TASK DATA:
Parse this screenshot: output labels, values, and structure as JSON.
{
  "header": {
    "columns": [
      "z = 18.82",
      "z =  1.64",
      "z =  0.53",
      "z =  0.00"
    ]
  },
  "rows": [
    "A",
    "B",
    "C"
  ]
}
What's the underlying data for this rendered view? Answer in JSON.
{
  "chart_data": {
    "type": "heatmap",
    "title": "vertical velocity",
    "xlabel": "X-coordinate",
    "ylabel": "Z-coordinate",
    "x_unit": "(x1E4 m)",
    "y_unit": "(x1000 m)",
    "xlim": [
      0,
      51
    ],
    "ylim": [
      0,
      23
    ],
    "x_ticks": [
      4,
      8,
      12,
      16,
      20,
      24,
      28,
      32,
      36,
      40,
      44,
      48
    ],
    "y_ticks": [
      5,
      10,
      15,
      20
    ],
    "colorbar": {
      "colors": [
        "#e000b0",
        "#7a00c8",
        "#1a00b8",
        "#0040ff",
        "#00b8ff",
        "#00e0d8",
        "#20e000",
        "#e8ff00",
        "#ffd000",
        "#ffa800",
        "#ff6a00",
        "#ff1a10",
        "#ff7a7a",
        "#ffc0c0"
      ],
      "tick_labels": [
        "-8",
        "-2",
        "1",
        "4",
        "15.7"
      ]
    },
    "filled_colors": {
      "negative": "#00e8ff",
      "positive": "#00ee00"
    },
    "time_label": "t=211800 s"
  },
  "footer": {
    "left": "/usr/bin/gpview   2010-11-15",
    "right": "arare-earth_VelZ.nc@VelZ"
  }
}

GIVEN INSTRUCTION: All entries shown above should be printed again exactly.

RESULT OF THE EXERCISE:
Parse this screenshot: output labels, values, and structure as JSON.
{
  "header": {
    "columns": [
      "z = 18.82",
      "z =  1.64",
      "z =  0.53",
      "z =  0.00"
    ]
  },
  "rows": [
    "A",
    "B",
    "C"
  ]
}
What's the underlying data for this rendered view? Answer in JSON.
{
  "chart_data": {
    "type": "heatmap",
    "title": "vertical velocity",
    "xlabel": "X-coordinate",
    "ylabel": "Z-coordinate",
    "x_unit": "(x1E4 m)",
    "y_unit": "(x1000 m)",
    "xlim": [
      0,
      51
    ],
    "ylim": [
      0,
      23
    ],
    "x_ticks": [
      4,
      8,
      12,
      16,
      20,
      24,
      28,
      32,
      36,
      40,
      44,
      48
    ],
    "y_ticks": [
      5,
      10,
      15,
      20
    ],
    "colorbar": {
      "colors": [
        "#e000b0",
        "#7a00c8",
        "#1a00b8",
        "#0040ff",
        "#00b8ff",
        "#00e0d8",
        "#20e000",
        "#e8ff00",
        "#ffd000",
        "#ffa800",
        "#ff6a00",
        "#ff1a10",
        "#ff7a7a",
        "#ffc0c0"
      ],
      "tick_labels": [
        "-8",
        "-2",
        "1",
        "4",
        "15.7"
      ]
    },
    "filled_colors": {
      "negative": "#00e8ff",
      "positive": "#00ee00"
    },
    "time_label": "t=211800 s"
  },
  "footer": {
    "left": "/usr/bin/gpview   2010-11-15",
    "right": "arare-earth_VelZ.nc@VelZ"
  }
}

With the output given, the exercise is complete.